* Work to complete *
In the listing below, locate the lines bearing the word "就这一次". Copy every one of them.

* Supplied information *
******
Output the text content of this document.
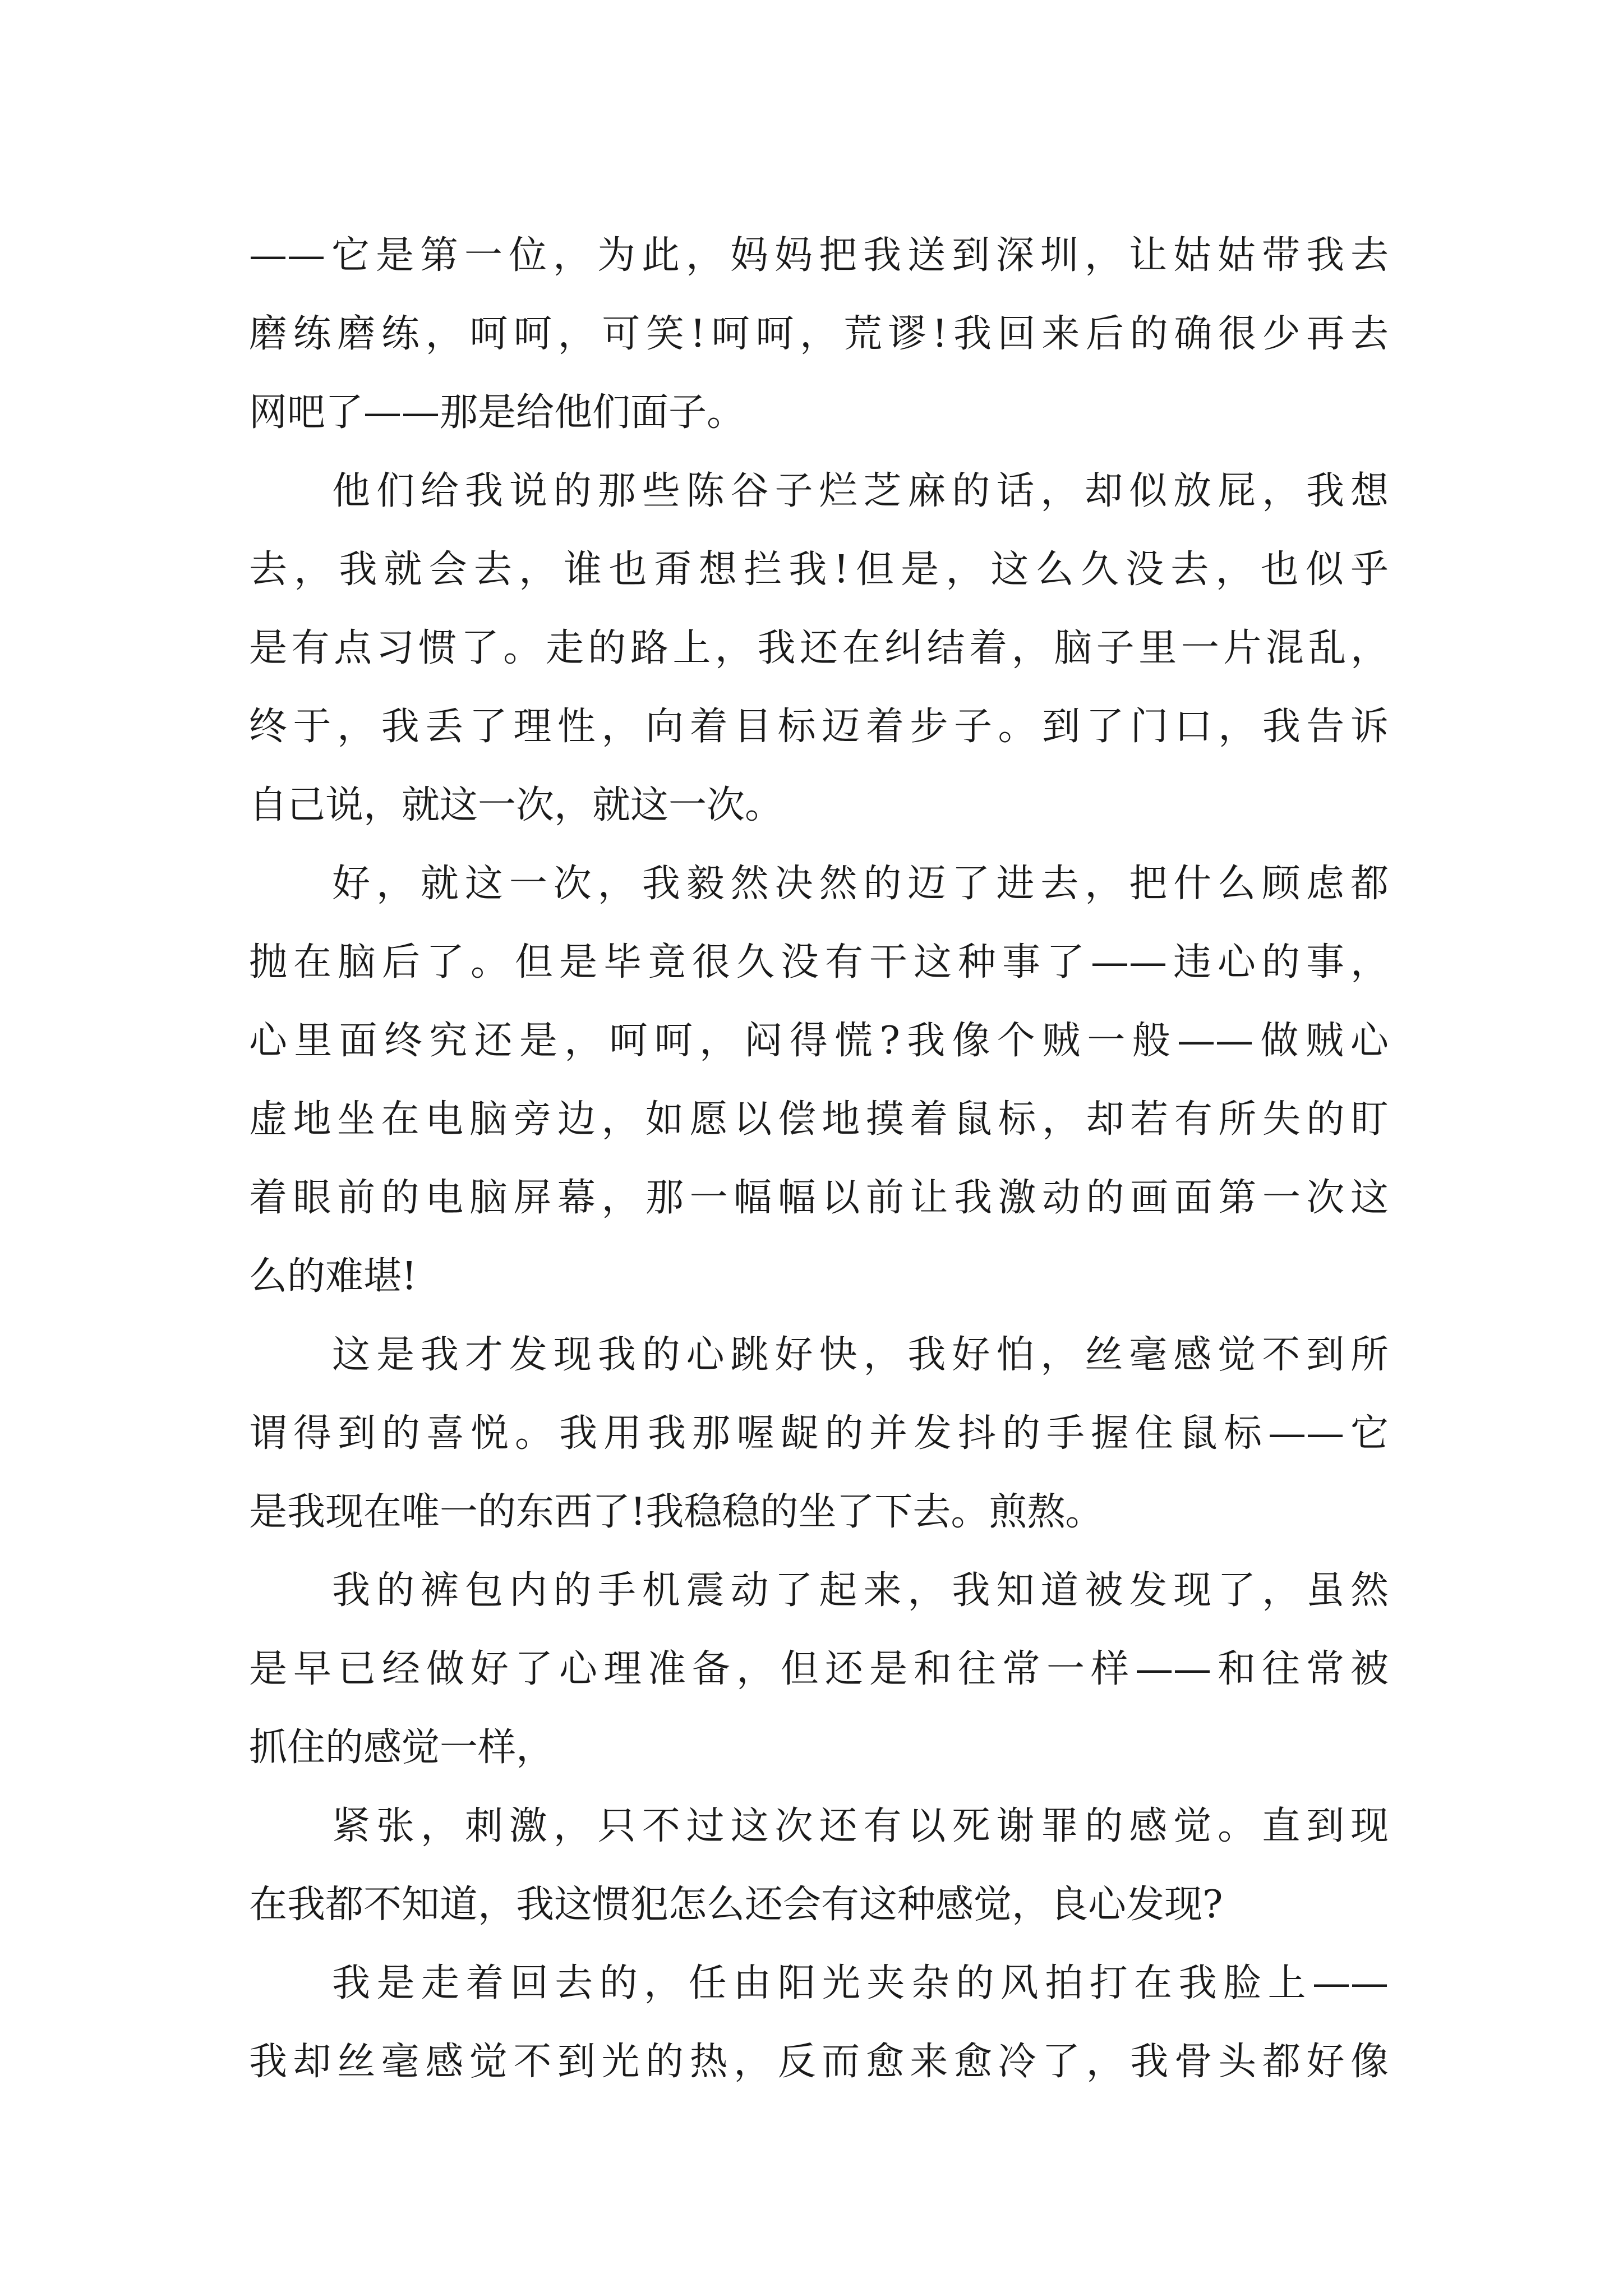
——它是第一位，为此，妈妈把我送到深圳，让姑姑带我去
磨练磨练，呵呵，可笑!呵呵，荒谬!我回来后的确很少再去
网吧了——那是给他们面子。
他们给我说的那些陈谷子烂芝麻的话，却似放屁，我想
去，我就会去，谁也甭想拦我!但是，这么久没去，也似乎
是有点习惯了。走的路上，我还在纠结着，脑子里一片混乱，
终于，我丢了理性，向着目标迈着步子。到了门口，我告诉
自己说，就这一次，就这一次。
好，就这一次，我毅然决然的迈了进去，把什么顾虑都
抛在脑后了。但是毕竟很久没有干这种事了——违心的事，
心里面终究还是，呵呵，闷得慌?我像个贼一般——做贼心
虚地坐在电脑旁边，如愿以偿地摸着鼠标，却若有所失的盯
着眼前的电脑屏幕，那一幅幅以前让我激动的画面第一次这
么的难堪!
这是我才发现我的心跳好快，我好怕，丝毫感觉不到所
谓得到的喜悦。我用我那喔龊的并发抖的手握住鼠标——它
是我现在唯一的东西了!我稳稳的坐了下去。煎熬。
我的裤包内的手机震动了起来，我知道被发现了，虽然
是早已经做好了心理准备，但还是和往常一样——和往常被
抓住的感觉一样，
紧张，刺激，只不过这次还有以死谢罪的感觉。直到现
在我都不知道，我这惯犯怎么还会有这种感觉，良心发现?
我是走着回去的，任由阳光夹杂的风拍打在我脸上——
我却丝毫感觉不到光的热，反而愈来愈冷了，我骨头都好像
******
* Finished task *
自己说，就这一次，就这一次。
好，就这一次，我毅然决然的迈了进去，把什么顾虑都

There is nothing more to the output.